* start *

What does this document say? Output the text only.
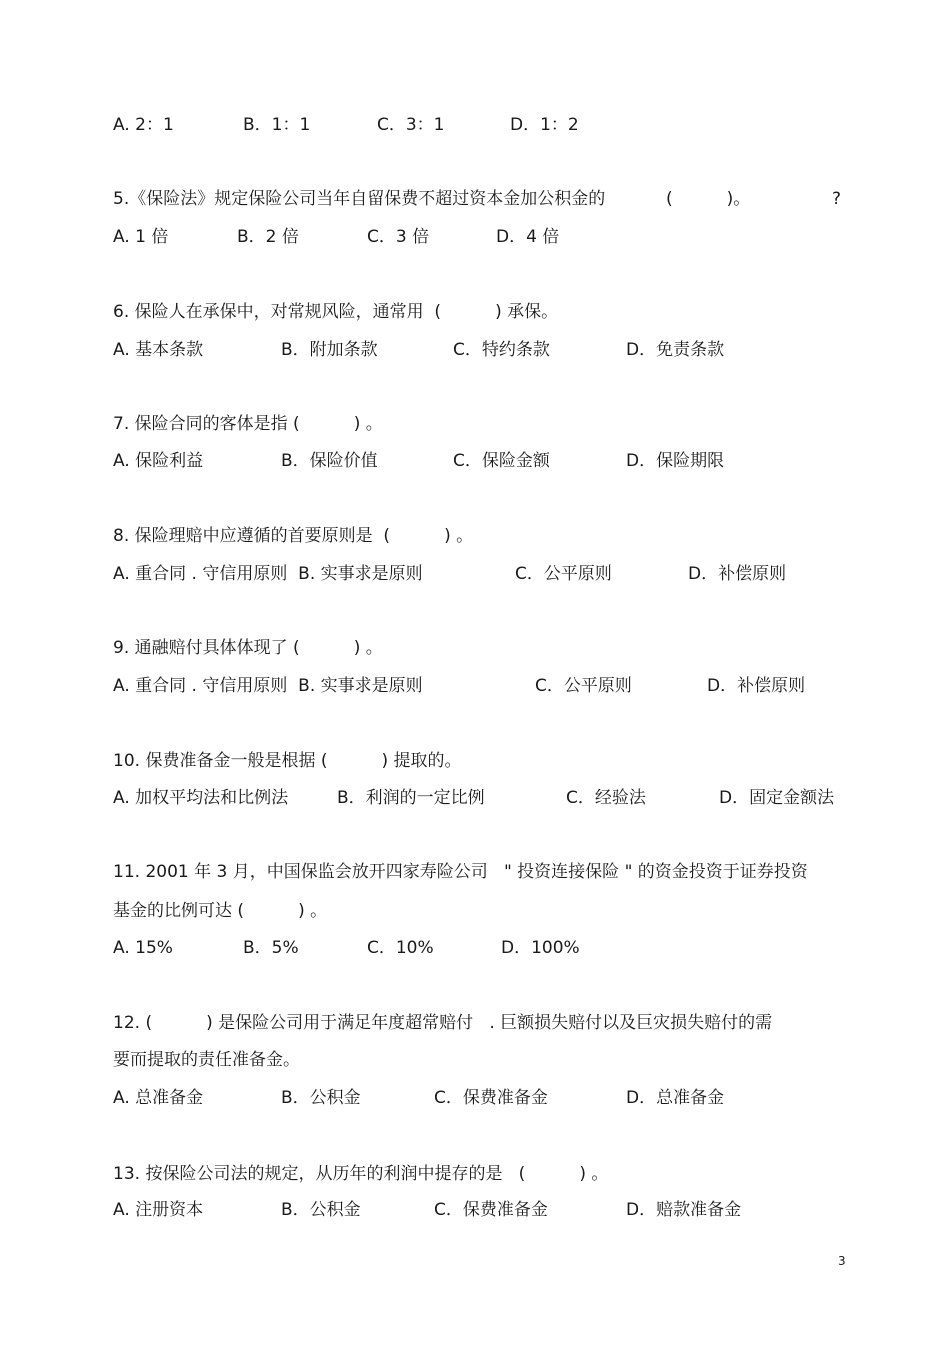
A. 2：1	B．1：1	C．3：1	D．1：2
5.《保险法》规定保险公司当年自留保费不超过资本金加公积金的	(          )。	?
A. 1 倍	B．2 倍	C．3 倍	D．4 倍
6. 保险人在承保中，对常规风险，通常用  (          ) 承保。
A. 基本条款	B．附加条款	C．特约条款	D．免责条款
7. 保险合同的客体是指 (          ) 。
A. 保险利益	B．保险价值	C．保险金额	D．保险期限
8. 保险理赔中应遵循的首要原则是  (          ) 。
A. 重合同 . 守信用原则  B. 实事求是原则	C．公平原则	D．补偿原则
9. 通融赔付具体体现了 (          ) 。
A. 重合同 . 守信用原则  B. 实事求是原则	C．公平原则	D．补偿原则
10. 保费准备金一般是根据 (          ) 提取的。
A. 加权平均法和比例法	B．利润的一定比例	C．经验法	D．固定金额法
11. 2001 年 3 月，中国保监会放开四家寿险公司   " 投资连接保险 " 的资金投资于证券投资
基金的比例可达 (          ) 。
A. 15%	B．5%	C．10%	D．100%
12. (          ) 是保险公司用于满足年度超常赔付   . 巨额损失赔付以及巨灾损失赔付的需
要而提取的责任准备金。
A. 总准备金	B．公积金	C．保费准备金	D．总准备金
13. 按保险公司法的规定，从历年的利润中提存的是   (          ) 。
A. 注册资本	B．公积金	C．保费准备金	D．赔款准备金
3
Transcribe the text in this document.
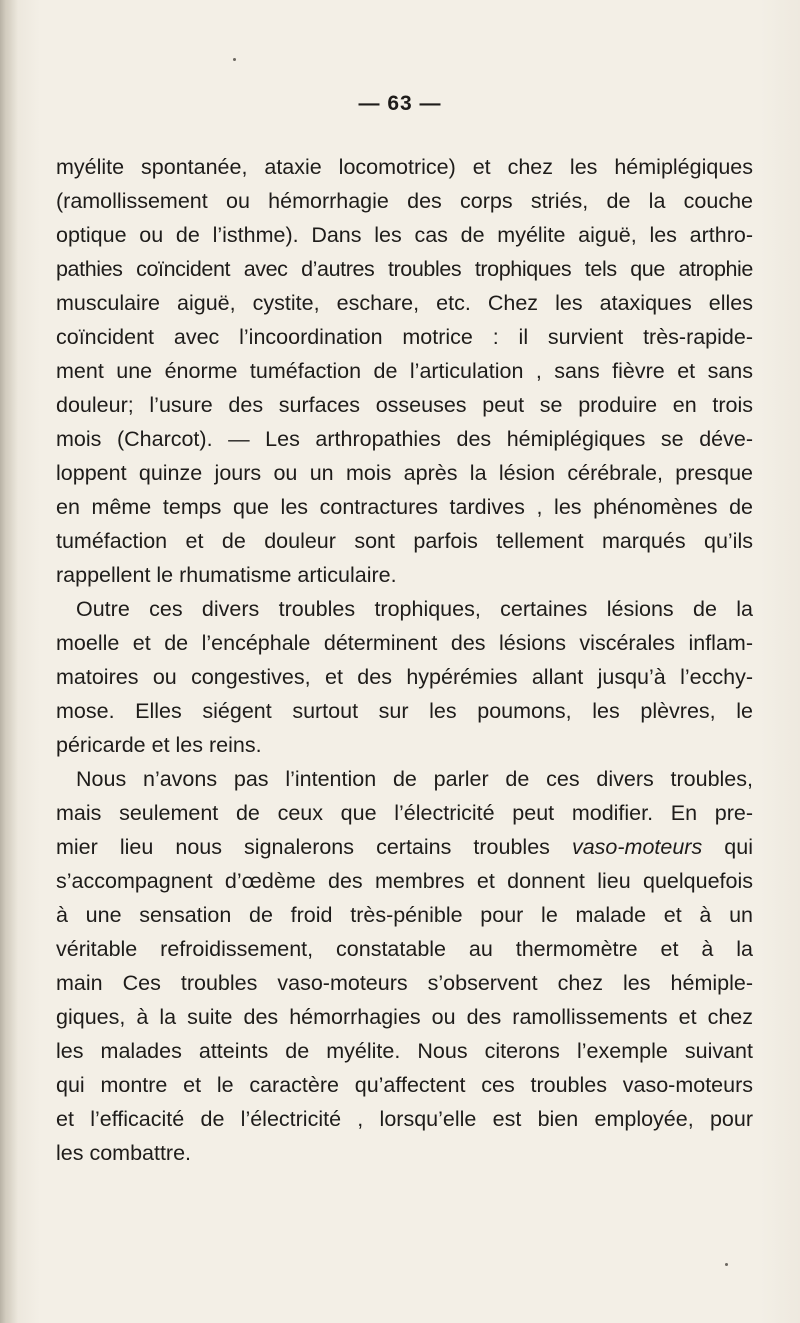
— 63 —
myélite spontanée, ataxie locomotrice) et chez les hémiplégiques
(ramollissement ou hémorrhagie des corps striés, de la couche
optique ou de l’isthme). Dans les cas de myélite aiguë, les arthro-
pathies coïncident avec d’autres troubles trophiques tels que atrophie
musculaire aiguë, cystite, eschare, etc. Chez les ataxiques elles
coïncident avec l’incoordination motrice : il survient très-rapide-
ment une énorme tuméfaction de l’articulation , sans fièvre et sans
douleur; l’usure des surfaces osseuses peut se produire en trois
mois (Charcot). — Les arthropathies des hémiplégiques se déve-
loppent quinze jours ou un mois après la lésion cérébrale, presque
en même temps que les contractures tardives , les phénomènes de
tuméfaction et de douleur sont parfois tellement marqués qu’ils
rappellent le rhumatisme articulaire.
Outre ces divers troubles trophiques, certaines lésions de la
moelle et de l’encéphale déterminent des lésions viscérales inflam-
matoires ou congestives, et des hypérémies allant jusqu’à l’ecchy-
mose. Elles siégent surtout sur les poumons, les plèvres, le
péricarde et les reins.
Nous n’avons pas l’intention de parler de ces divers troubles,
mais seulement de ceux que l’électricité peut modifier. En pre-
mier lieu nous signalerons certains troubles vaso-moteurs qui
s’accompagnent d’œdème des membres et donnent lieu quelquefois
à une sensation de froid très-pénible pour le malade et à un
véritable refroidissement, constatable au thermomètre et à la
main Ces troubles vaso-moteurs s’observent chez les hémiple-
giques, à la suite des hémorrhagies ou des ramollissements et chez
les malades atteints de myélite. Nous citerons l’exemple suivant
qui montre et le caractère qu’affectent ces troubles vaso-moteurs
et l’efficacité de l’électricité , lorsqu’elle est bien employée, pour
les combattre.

* end *

== WHAT IS NEEDED ==
Tell how many lines of the data above hold the string "trophiques". Give only the number.

== EXERCISE RESULT ==
2